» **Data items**
*-*-*

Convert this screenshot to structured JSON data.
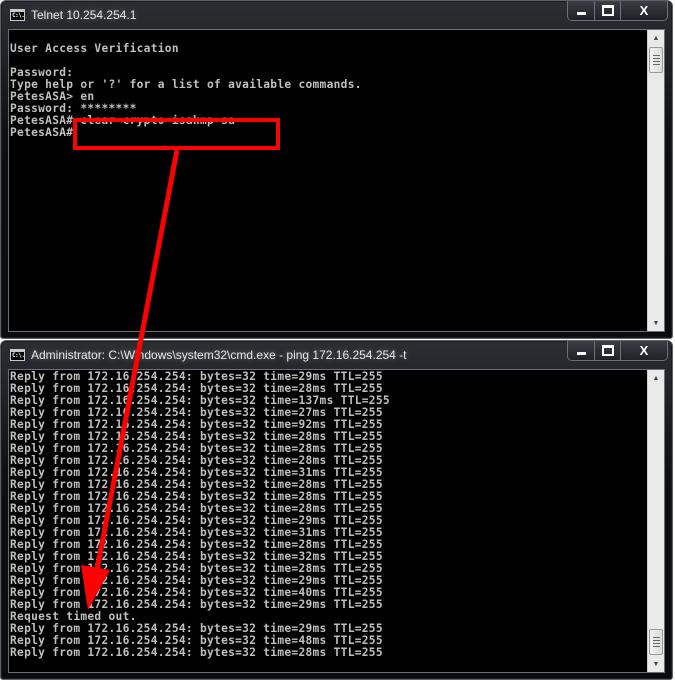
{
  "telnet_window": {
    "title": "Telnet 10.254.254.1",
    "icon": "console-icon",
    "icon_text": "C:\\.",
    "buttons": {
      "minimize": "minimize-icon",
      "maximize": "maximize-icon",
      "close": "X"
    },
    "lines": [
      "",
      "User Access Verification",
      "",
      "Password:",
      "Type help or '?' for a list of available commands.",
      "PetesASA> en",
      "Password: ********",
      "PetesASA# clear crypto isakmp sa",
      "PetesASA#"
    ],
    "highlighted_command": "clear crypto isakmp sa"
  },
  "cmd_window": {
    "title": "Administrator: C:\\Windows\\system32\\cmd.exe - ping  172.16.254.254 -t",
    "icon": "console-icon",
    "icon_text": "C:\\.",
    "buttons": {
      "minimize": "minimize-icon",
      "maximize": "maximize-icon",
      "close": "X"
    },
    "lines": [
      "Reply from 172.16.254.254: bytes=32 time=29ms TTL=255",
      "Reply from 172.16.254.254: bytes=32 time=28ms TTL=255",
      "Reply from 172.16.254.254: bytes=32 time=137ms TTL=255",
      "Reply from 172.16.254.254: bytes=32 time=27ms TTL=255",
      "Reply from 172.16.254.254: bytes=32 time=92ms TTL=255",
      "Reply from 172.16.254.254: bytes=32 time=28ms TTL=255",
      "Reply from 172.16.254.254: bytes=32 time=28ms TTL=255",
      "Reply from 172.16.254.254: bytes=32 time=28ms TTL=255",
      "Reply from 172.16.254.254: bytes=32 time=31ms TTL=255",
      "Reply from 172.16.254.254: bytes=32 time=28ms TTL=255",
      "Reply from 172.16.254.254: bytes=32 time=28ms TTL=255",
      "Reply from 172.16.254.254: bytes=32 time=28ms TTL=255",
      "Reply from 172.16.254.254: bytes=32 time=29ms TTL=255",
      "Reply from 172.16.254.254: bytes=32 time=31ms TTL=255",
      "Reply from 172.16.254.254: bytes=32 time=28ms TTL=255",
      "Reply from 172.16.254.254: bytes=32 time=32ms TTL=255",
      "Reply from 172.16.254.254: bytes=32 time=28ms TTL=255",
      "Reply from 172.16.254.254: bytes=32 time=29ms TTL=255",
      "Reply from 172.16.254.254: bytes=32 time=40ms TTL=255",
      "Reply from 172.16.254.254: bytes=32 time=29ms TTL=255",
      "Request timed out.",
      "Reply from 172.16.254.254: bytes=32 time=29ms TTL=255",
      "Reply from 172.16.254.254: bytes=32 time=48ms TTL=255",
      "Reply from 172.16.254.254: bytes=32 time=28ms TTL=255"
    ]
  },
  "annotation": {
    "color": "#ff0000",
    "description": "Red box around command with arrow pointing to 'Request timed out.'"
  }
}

*-*-*

» **WORK TO COMPLETE**
Gather each line of the listing that holds the string "isakmp".

» **OUTPUT**
      "PetesASA# clear crypto isakmp sa",
    "highlighted_command": "clear crypto isakmp sa"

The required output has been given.